**Objective A:** In the listing below, copy out verbatim the part that opens with the line containing "day-cell: 4 Sunrise: 6:58" and closes with the line containing "day-cell (21, 80, 128, 188)", including both of those lines.

**Document segment:**

==============================

I have done that many times. Or dispensed with them altogether and used a dual fan/ speed wall switch.


----------



## drumnut08

chicken steve said:


> Whether he can forgo the remote on a unit that comes with one Mac I'm wondering if , given a 3wire as you've mentioned, the remote can be used JUST for the fan, and NOT the light..... ~CS~


. Any fan I've ever installed that comes with a remote / receiver combo. , the receiver is external to the fan , like the aftermarket ones you can buy . If that's the case , simply don't wire in the receiver and hard wire directly to the fan with you're separate fan and light switch legs . If the receiver is " built - in " I'm sure it can still be bypassed , but you may end up taking more of the fan apart ?


----------



## drspec

drumnut08 said:


> . Any fan I've ever installed that comes with a remote / receiver combo. , the receiver is external to the fan , like the aftermarket ones you can buy . If that's the case , simply don't wire in the receiver and hard wire directly to the fan with you're separate fan and light switch legs . If the receiver is " built - in " I'm sure it can still be bypassed , but you may end up taking more of the fan apart ?


 
and what do you do when the fan doesn't have pullchains and the reversing switch is built into the remote?


----------



## macmikeman

drumnut08 said:


> . Any fan I've ever installed that comes with a remote / receiver combo. , the receiver is external to the fan , like the aftermarket ones you can buy . If that's the case , simply don't wire in the receiver and hard wire directly to the fan with you're separate fan and light switch legs . If the receiver is " built - in " I'm sure it can still be bypassed , but you may end up taking more of the fan apart ?


Try that with a $900 dollar Casseblanca sp) and you will be spending another $900 again for one that you can use the two new remotes you now own on.. 

You need a sledge hammer and a Lennox sawsall blade to access the guts...


----------



## drumnut08

macmikeman said:


> Try that with a $900 dollar Casseblanca sp) and you will be spending another $900 again for one that you can use the two new remotes you now own on.. You need a sledge hammer and a Lennox sawsall blade to access the guts...


 if I spent $ 900.00 on a fan , I wouldn't be modifying anything on it , lol . If it didn't meet the homeowners expectations , it can always go back to the store .


----------



## chicken steve

drspec said:


> and what do you do when the fan doesn't have pullchains and the reversing switch is built into the remote?


good one Dr

~CS~


----------



## drumnut08

drspec said:


> and what do you do when the fan doesn't have pullchains and the reversing switch is built into the remote?


. Nothing , since I've never installed a high dollar fan with these features , lol ! But if a customer bought a fan with those features , I wouldn't bypass anything . This fan will only work off of this remote , so if that's not ok , you need to get a different fan . Pretty simple really .


----------



## drumnut08

chicken steve said:


> good one Dr ~CS~


 I guess I missed the joke in that ?


----------



## Haxwoper

Yeah, this whole thing is something that I HATE having to explain to the customer.

The remote receiver only has a two wire input, but a 3 wire output. So you can't use the separate wall switches for fan and light while also using the remote. The customer never understands.

==============================

Dataset records
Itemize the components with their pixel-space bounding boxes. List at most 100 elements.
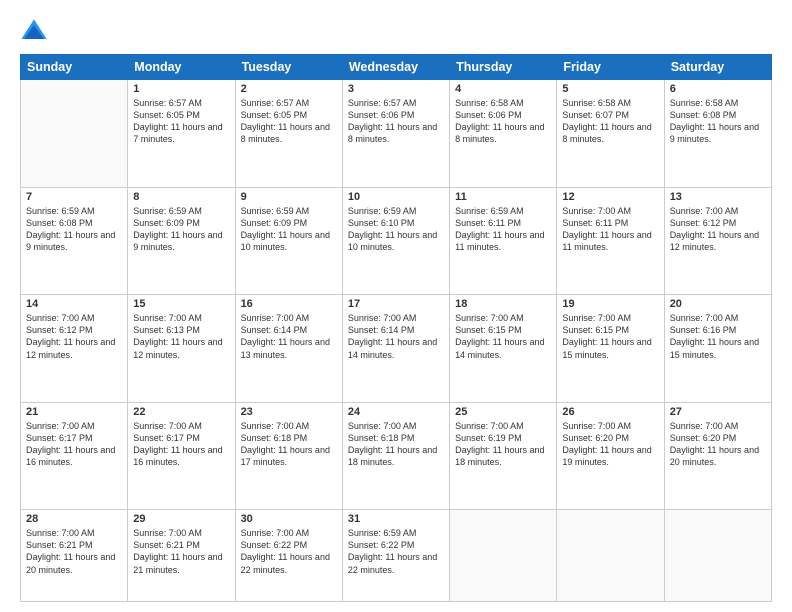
day-cell: 4 Sunrise: 6:58 AMSunset: 6:06 PMDaylight… (450, 80, 557, 188)
day-number: 24 (348, 406, 444, 418)
day-info: Sunrise: 6:59 AMSunset: 6:22 PMDaylight:… (348, 527, 444, 576)
day-number: 28 (26, 513, 122, 525)
day-number: 17 (348, 298, 444, 310)
day-number: 5 (562, 83, 658, 95)
day-cell: 12 Sunrise: 7:00 AMSunset: 6:11 PMDayligh… (557, 187, 664, 295)
day-cell: 15 Sunrise: 7:00 AMSunset: 6:13 PMDayligh… (128, 295, 235, 403)
day-info: Sunrise: 7:00 AMSunset: 6:21 PMDaylight:… (26, 527, 122, 576)
day-info: Sunrise: 6:59 AMSunset: 6:11 PMDaylight:… (455, 205, 551, 254)
day-number: 27 (670, 406, 766, 418)
day-info: Sunrise: 7:00 AMSunset: 6:12 PMDaylight:… (26, 312, 122, 361)
day-cell (557, 510, 664, 602)
day-number: 29 (133, 513, 229, 525)
week-row-2: 14 Sunrise: 7:00 AMSunset: 6:12 PMDayligh… (21, 295, 772, 403)
day-info: Sunrise: 6:57 AMSunset: 6:05 PMDaylight:… (133, 97, 229, 146)
day-info: Sunrise: 6:59 AMSunset: 6:08 PMDaylight:… (26, 205, 122, 254)
day-number: 22 (133, 406, 229, 418)
day-cell: 25Sunrise: 7:00 AMSunset: 6:19 PMDayligh… (450, 402, 557, 510)
day-cell: 20 Sunrise: 7:00 AMSunset: 6:16 PMDayligh… (664, 295, 771, 403)
day-cell (21, 80, 128, 188)
weekday-header-friday: Friday (557, 55, 664, 80)
day-number: 11 (455, 191, 551, 203)
day-cell: 24 Sunrise: 7:00 AMSunset: 6:18 PMDayligh… (342, 402, 449, 510)
day-number: 6 (670, 83, 766, 95)
day-cell: 13 Sunrise: 7:00 AMSunset: 6:12 PMDayligh… (664, 187, 771, 295)
day-info: Sunrise: 6:59 AMSunset: 6:10 PMDaylight:… (348, 205, 444, 254)
day-info: Sunrise: 6:58 AMSunset: 6:06 PMDaylight:… (455, 97, 551, 146)
weekday-header-tuesday: Tuesday (235, 55, 342, 80)
day-number: 23 (241, 406, 337, 418)
day-cell: 14 Sunrise: 7:00 AMSunset: 6:12 PMDayligh… (21, 295, 128, 403)
day-info: Sunrise: 7:00 AMSunset: 6:13 PMDaylight:… (133, 312, 229, 361)
day-cell: 17 Sunrise: 7:00 AMSunset: 6:14 PMDayligh… (342, 295, 449, 403)
day-cell: 6 Sunrise: 6:58 AMSunset: 6:08 PMDaylight… (664, 80, 771, 188)
day-info: Sunrise: 7:00 AMSunset: 6:21 PMDaylight:… (133, 527, 229, 576)
day-info: Sunrise: 6:57 AMSunset: 6:06 PMDaylight:… (348, 97, 444, 146)
day-cell: 27Sunrise: 7:00 AMSunset: 6:20 PMDayligh… (664, 402, 771, 510)
day-info: Sunrise: 7:00 AMSunset: 6:16 PMDaylight:… (670, 312, 766, 361)
day-number: 10 (348, 191, 444, 203)
day-number: 20 (670, 298, 766, 310)
day-number: 7 (26, 191, 122, 203)
day-cell: 26Sunrise: 7:00 AMSunset: 6:20 PMDayligh… (557, 402, 664, 510)
header (20, 18, 772, 46)
day-number: 16 (241, 298, 337, 310)
day-number: 15 (133, 298, 229, 310)
week-row-3: 21Sunrise: 7:00 AMSunset: 6:17 PMDayligh… (21, 402, 772, 510)
day-info: Sunrise: 6:57 AMSunset: 6:05 PMDaylight:… (241, 97, 337, 146)
day-info: Sunrise: 7:00 AMSunset: 6:15 PMDaylight:… (455, 312, 551, 361)
day-number: 9 (241, 191, 337, 203)
day-number: 8 (133, 191, 229, 203)
day-info: Sunrise: 6:59 AMSunset: 6:09 PMDaylight:… (241, 205, 337, 254)
weekday-header-monday: Monday (128, 55, 235, 80)
day-cell: 31Sunrise: 6:59 AMSunset: 6:22 PMDayligh… (342, 510, 449, 602)
day-number: 19 (562, 298, 658, 310)
day-info: Sunrise: 7:00 AMSunset: 6:20 PMDaylight:… (562, 420, 658, 469)
day-number: 2 (241, 83, 337, 95)
day-info: Sunrise: 6:59 AMSunset: 6:09 PMDaylight:… (133, 205, 229, 254)
day-cell: 2 Sunrise: 6:57 AMSunset: 6:05 PMDaylight… (235, 80, 342, 188)
weekday-header-thursday: Thursday (450, 55, 557, 80)
day-info: Sunrise: 7:00 AMSunset: 6:14 PMDaylight:… (241, 312, 337, 361)
day-cell: 21Sunrise: 7:00 AMSunset: 6:17 PMDayligh… (21, 402, 128, 510)
day-cell: 7 Sunrise: 6:59 AMSunset: 6:08 PMDaylight… (21, 187, 128, 295)
day-info: Sunrise: 7:00 AMSunset: 6:14 PMDaylight:… (348, 312, 444, 361)
day-number: 30 (241, 513, 337, 525)
day-number: 25 (455, 406, 551, 418)
day-info: Sunrise: 7:00 AMSunset: 6:22 PMDaylight:… (241, 527, 337, 576)
day-cell: 9 Sunrise: 6:59 AMSunset: 6:09 PMDaylight… (235, 187, 342, 295)
day-info: Sunrise: 7:00 AMSunset: 6:12 PMDaylight:… (670, 205, 766, 254)
day-number: 12 (562, 191, 658, 203)
day-number: 14 (26, 298, 122, 310)
day-number: 13 (670, 191, 766, 203)
day-number: 4 (455, 83, 551, 95)
day-cell: 3 Sunrise: 6:57 AMSunset: 6:06 PMDaylight… (342, 80, 449, 188)
day-cell: 29 Sunrise: 7:00 AMSunset: 6:21 PMDayligh… (128, 510, 235, 602)
week-row-4: 28 Sunrise: 7:00 AMSunset: 6:21 PMDayligh… (21, 510, 772, 602)
week-row-0: 1 Sunrise: 6:57 AMSunset: 6:05 PMDaylight… (21, 80, 772, 188)
weekday-header-row: SundayMondayTuesdayWednesdayThursdayFrid… (21, 55, 772, 80)
day-cell: 11 Sunrise: 6:59 AMSunset: 6:11 PMDayligh… (450, 187, 557, 295)
day-info: Sunrise: 7:00 AMSunset: 6:18 PMDaylight:… (348, 420, 444, 469)
day-info: Sunrise: 6:58 AMSunset: 6:08 PMDaylight:… (670, 97, 766, 146)
day-number: 3 (348, 83, 444, 95)
day-cell: 10 Sunrise: 6:59 AMSunset: 6:10 PMDayligh… (342, 187, 449, 295)
day-info: Sunrise: 6:58 AMSunset: 6:07 PMDaylight:… (562, 97, 658, 146)
day-number: 18 (455, 298, 551, 310)
day-cell: 22 Sunrise: 7:00 AMSunset: 6:17 PMDayligh… (128, 402, 235, 510)
weekday-header-wednesday: Wednesday (342, 55, 449, 80)
day-info: Sunrise: 7:00 AMSunset: 6:17 PMDaylight:… (133, 420, 229, 469)
page: SundayMondayTuesdayWednesdayThursdayFrid… (0, 0, 792, 612)
day-cell: 19 Sunrise: 7:00 AMSunset: 6:15 PMDayligh… (557, 295, 664, 403)
day-info: Sunrise: 7:00 AMSunset: 6:17 PMDaylight:… (26, 420, 122, 469)
calendar-table: SundayMondayTuesdayWednesdayThursdayFrid… (20, 54, 772, 602)
day-cell: 1 Sunrise: 6:57 AMSunset: 6:05 PMDaylight… (128, 80, 235, 188)
day-cell: 16 Sunrise: 7:00 AMSunset: 6:14 PMDayligh… (235, 295, 342, 403)
day-info: Sunrise: 7:00 AMSunset: 6:15 PMDaylight:… (562, 312, 658, 361)
day-info: Sunrise: 7:00 AMSunset: 6:11 PMDaylight:… (562, 205, 658, 254)
week-row-1: 7 Sunrise: 6:59 AMSunset: 6:08 PMDaylight… (21, 187, 772, 295)
day-cell: 28 Sunrise: 7:00 AMSunset: 6:21 PMDayligh… (21, 510, 128, 602)
weekday-header-saturday: Saturday (664, 55, 771, 80)
day-cell: 5 Sunrise: 6:58 AMSunset: 6:07 PMDaylight… (557, 80, 664, 188)
day-number: 1 (133, 83, 229, 95)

==============================

**Objective B:** Continue the forum thread about ceiling fan remotes and wall switches from where it stops.

**Written response A:**
day-cell: 4 Sunrise: 6:58 AMSunset: 6:06 PMDaylight… (450, 80, 557, 188)
day-number: 24 (348, 406, 444, 418)
day-info: Sunrise: 6:59 AMSunset: 6:22 PMDaylight:… (348, 527, 444, 576)
day-number: 28 (26, 513, 122, 525)
day-number: 17 (348, 298, 444, 310)
day-number: 5 (562, 83, 658, 95)
day-cell: 12 Sunrise: 7:00 AMSunset: 6:11 PMDayligh… (557, 187, 664, 295)
day-cell: 15 Sunrise: 7:00 AMSunset: 6:13 PMDayligh… (128, 295, 235, 403)
day-info: Sunrise: 7:00 AMSunset: 6:21 PMDaylight:… (26, 527, 122, 576)
day-info: Sunrise: 6:59 AMSunset: 6:11 PMDaylight:… (455, 205, 551, 254)
day-number: 27 (670, 406, 766, 418)
day-info: Sunrise: 7:00 AMSunset: 6:12 PMDaylight:… (26, 312, 122, 361)
day-cell (557, 510, 664, 602)
day-number: 29 (133, 513, 229, 525)
week-row-2: 14 Sunrise: 7:00 AMSunset: 6:12 PMDayligh… (21, 295, 772, 403)
day-info: Sunrise: 6:57 AMSunset: 6:05 PMDaylight:… (133, 97, 229, 146)
day-info: Sunrise: 6:59 AMSunset: 6:08 PMDaylight:… (26, 205, 122, 254)
day-number: 22 (133, 406, 229, 418)
day-cell: 25Sunrise: 7:00 AMSunset: 6:19 PMDayligh… (450, 402, 557, 510)
day-cell: 20 Sunrise: 7:00 AMSunset: 6:16 PMDayligh… (664, 295, 771, 403)
day-cell (21, 80, 128, 188)

**Written response B:**
The other thing I hate about the fans is how the box says "5 Minute installation!!" when in reality it takes 5 minutes just to get the parts out of the box. 35 minutes later when you are finished the customer thinks you didn't know what you were doing :laughing:


----------



## Haxwoper

drumnut08 said:


> I guess I missed the joke in that ?


It's not just high dollar fans. A lot of basic fans don't have pull chains and you need to remote to turn on, change speed, or change direction.

I have a Home Depot Hampton Bay like that.


----------



## macmikeman

One more and one last time. If your fan has only two leads coming out of the socket where you attach the stem, you are going to have to use the supplied remote (assuming you are planning to use the light kit.) If it has three, you can forgo the supplied remote. 

And of course there is always the rare pull chain option..... Only the cheapest of cheap homeowner will opt for that one, I usually don't even service that type of customer. 

I have to constantly go thru this stupid explanation with futarded homeowners, I did not think that it would become necessary to have to repeat myself here.....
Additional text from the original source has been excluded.